(begin)

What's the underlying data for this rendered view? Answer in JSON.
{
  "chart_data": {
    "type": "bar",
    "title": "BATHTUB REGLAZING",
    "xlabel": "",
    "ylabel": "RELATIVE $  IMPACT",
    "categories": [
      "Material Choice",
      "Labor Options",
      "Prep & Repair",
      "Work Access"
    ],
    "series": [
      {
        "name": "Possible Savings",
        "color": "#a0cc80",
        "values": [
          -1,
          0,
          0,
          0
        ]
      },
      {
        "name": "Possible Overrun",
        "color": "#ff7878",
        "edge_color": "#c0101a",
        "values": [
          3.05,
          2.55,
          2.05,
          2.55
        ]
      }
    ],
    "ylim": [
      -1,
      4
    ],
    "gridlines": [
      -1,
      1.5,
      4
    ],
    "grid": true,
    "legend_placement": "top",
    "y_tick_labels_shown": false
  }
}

(end)

**INSTRUCTIONS TO FOLLOW**
Without leaving anything out, quote all the data.

**TASK RESULT**
What's the underlying data for this rendered view? Answer in JSON.
{
  "chart_data": {
    "type": "bar",
    "title": "BATHTUB REGLAZING",
    "xlabel": "",
    "ylabel": "RELATIVE $  IMPACT",
    "categories": [
      "Material Choice",
      "Labor Options",
      "Prep & Repair",
      "Work Access"
    ],
    "series": [
      {
        "name": "Possible Savings",
        "color": "#a0cc80",
        "values": [
          -1,
          0,
          0,
          0
        ]
      },
      {
        "name": "Possible Overrun",
        "color": "#ff7878",
        "edge_color": "#c0101a",
        "values": [
          3.05,
          2.55,
          2.05,
          2.55
        ]
      }
    ],
    "ylim": [
      -1,
      4
    ],
    "gridlines": [
      -1,
      1.5,
      4
    ],
    "grid": true,
    "legend_placement": "top",
    "y_tick_labels_shown": false
  }
}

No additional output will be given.